Objective:
Write the records below out again exactly as given, with no images.

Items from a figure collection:
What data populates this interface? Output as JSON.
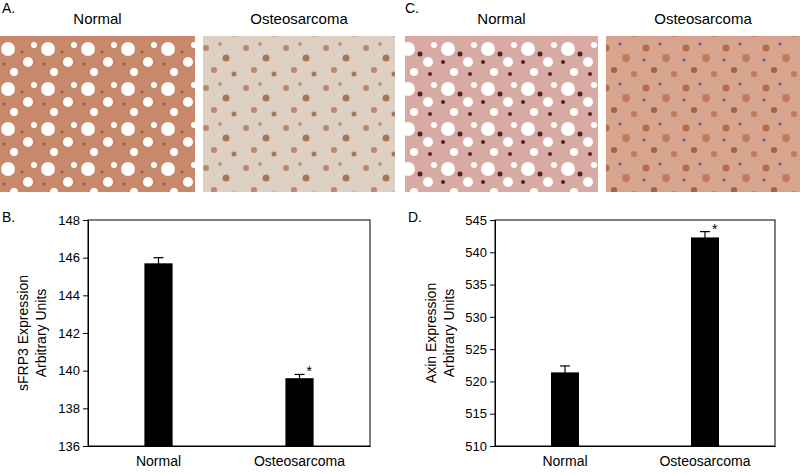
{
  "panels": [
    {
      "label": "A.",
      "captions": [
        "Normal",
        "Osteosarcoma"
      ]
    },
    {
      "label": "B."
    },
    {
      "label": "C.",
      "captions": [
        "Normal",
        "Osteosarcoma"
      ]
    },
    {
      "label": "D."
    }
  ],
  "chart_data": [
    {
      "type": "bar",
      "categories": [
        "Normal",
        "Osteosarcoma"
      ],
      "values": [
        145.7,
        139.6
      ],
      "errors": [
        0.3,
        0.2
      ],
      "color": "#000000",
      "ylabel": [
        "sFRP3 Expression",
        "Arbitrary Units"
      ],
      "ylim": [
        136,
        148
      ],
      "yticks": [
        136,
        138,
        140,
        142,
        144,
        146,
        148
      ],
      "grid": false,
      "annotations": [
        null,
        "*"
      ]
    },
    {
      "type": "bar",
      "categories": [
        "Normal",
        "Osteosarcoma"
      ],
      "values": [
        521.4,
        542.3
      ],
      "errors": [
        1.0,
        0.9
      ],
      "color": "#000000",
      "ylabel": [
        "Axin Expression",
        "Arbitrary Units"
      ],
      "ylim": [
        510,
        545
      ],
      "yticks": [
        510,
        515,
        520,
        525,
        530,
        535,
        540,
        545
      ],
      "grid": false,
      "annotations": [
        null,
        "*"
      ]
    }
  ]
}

Written response:
What data populates this interface? Output as JSON.
{
  "panels": [
    {
      "label": "A.",
      "captions": [
        "Normal",
        "Osteosarcoma"
      ]
    },
    {
      "label": "B."
    },
    {
      "label": "C.",
      "captions": [
        "Normal",
        "Osteosarcoma"
      ]
    },
    {
      "label": "D."
    }
  ],
  "chart_data": [
    {
      "type": "bar",
      "categories": [
        "Normal",
        "Osteosarcoma"
      ],
      "values": [
        145.7,
        139.6
      ],
      "errors": [
        0.3,
        0.2
      ],
      "color": "#000000",
      "ylabel": [
        "sFRP3 Expression",
        "Arbitrary Units"
      ],
      "ylim": [
        136,
        148
      ],
      "yticks": [
        136,
        138,
        140,
        142,
        144,
        146,
        148
      ],
      "grid": false,
      "annotations": [
        null,
        "*"
      ]
    },
    {
      "type": "bar",
      "categories": [
        "Normal",
        "Osteosarcoma"
      ],
      "values": [
        521.4,
        542.3
      ],
      "errors": [
        1.0,
        0.9
      ],
      "color": "#000000",
      "ylabel": [
        "Axin Expression",
        "Arbitrary Units"
      ],
      "ylim": [
        510,
        545
      ],
      "yticks": [
        510,
        515,
        520,
        525,
        530,
        535,
        540,
        545
      ],
      "grid": false,
      "annotations": [
        null,
        "*"
      ]
    }
  ]
}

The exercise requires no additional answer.